#### To be done
1. Summarize the debate coverage in two sentences.
2. Retype the stretch of the debate coverage from "Talent: Yeah, I" through "to those companies.".

#### Selected text
Messengers asks about cable competition. Local versus more choice, where do you stand? Odd question, but probably will get fresh answers.

Talent: Locals need to be able to maintain revenue flow from cable companies. Doesn't mean munis should be cut out from fees.

McCaskill: Comes down on side of competition for consumer. "I believe in open markets." But big corporations in D.C. are consolidating, growing in power and influence. Have to fight for competition and to open markets.

Talent ridicules McCaskill for "conspiracy" thinking about corporations.

8:42 p.m.
Messenger asks McCaskill about Mexico. She says: "Not sure" if it's U.S. responsibility. Says Mexico not doing too bad because we're borrowing money from Mexico to subsidize "this mess" in Iraq. Tries not to look soft on immigration. First responsibility is to secure the border. Says she doesn't support amnesty for illegals.

Talent: "We need to deal fairly" with Mexico. Agrees with McCaskill -- the heaven failed to open to herald this moment. Strongly supports border fence. Says McCaskill opposed fence. Opposed to amnesty, "just gonna make the problem worse." Insists she did oppose amnesty, border fence.

McCaskill rebuttal: "I said a fence wasn't going to solve the problem, and it won't." Says Talent just keeps repeating "smears against me and my family ... because they don't have issues to talk about."

8:38 p.m.
Shelton asks Talent about environment -- global warming. Goody.

Talent: Yeah, I think global warming is a problem. Don't know how fast, don't know if humans are to blame, don't know what to do about it. Says burning ethanol, biodiesel will help. About to rip McCaskill for being against it, just watch. "My opponent opposed it." Yep, there it is. She took the "northeast line, the East Coast line." So that's where McCaskill gets her accent.

McCaskill: Global warming definitely a problem. Says Talent said "no one is sure if the Earth getting warmer is necessarily a bad thing." In 2005. Can't wait to hear his response. She says she was for ethanol in 1988, back before it was cool. Brings up subsidies for oil and Talent's ties to those companies.

8:35 p.m.
God bless Jerry Jacob. For the third time he's gently reminded both candidates to try to stick with the question given them. Next time he should pull a Hunter. We'd cheer.

Catanese asks about No Child Left Behind; McCaskill says she and Talent agree with the basic tenets, but then she says Talent is against Head Start, other popular programs for kids.

Talent: Education very important, obviously. Supported $2.2 billion in fed support for local schools. Says feds should enpower local districts. Always supported education increases, he says. Disturbed by NCLB red tape.

#### Data provided
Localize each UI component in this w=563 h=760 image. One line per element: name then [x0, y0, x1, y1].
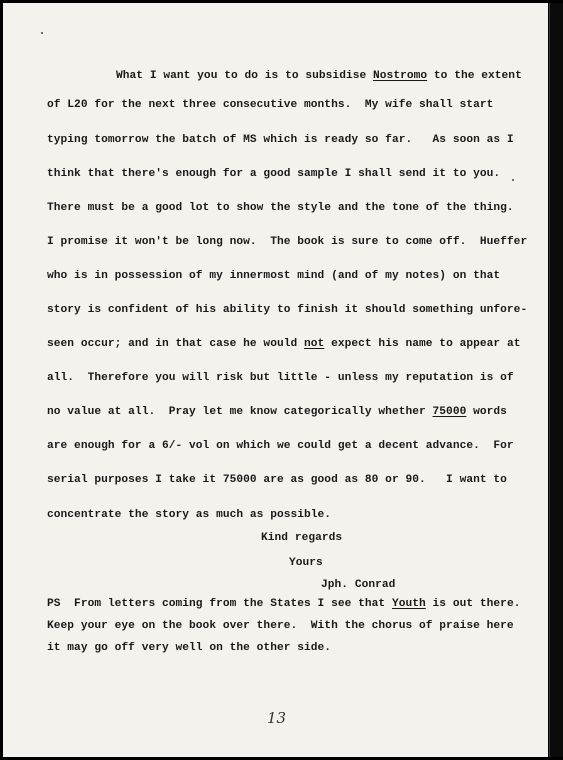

#### Exercise results
1. Talent and McCaskill answered questions on cable competition, Mexico and immigration, global warming, and No Child Left Behind, with McCaskill backing open markets and Talent stressing that localities need revenue from cable companies. Both said they oppose amnesty but clashed over the border fence, ethanol, and education programs, and Jerry Jacob reminded both candidates for the third time to stick to the questions given them.

2.
Talent: Yeah, I think global warming is a problem. Don't know how fast, don't know if humans are to blame, don't know what to do about it. Says burning ethanol, biodiesel will help. About to rip McCaskill for being against it, just watch. "My opponent opposed it." Yep, there it is. She took the "northeast line, the East Coast line." So that's where McCaskill gets her accent.

McCaskill: Global warming definitely a problem. Says Talent said "no one is sure if the Earth getting warmer is necessarily a bad thing." In 2005. Can't wait to hear his response. She says she was for ethanol in 1988, back before it was cool. Brings up subsidies for oil and Talent's ties to those companies.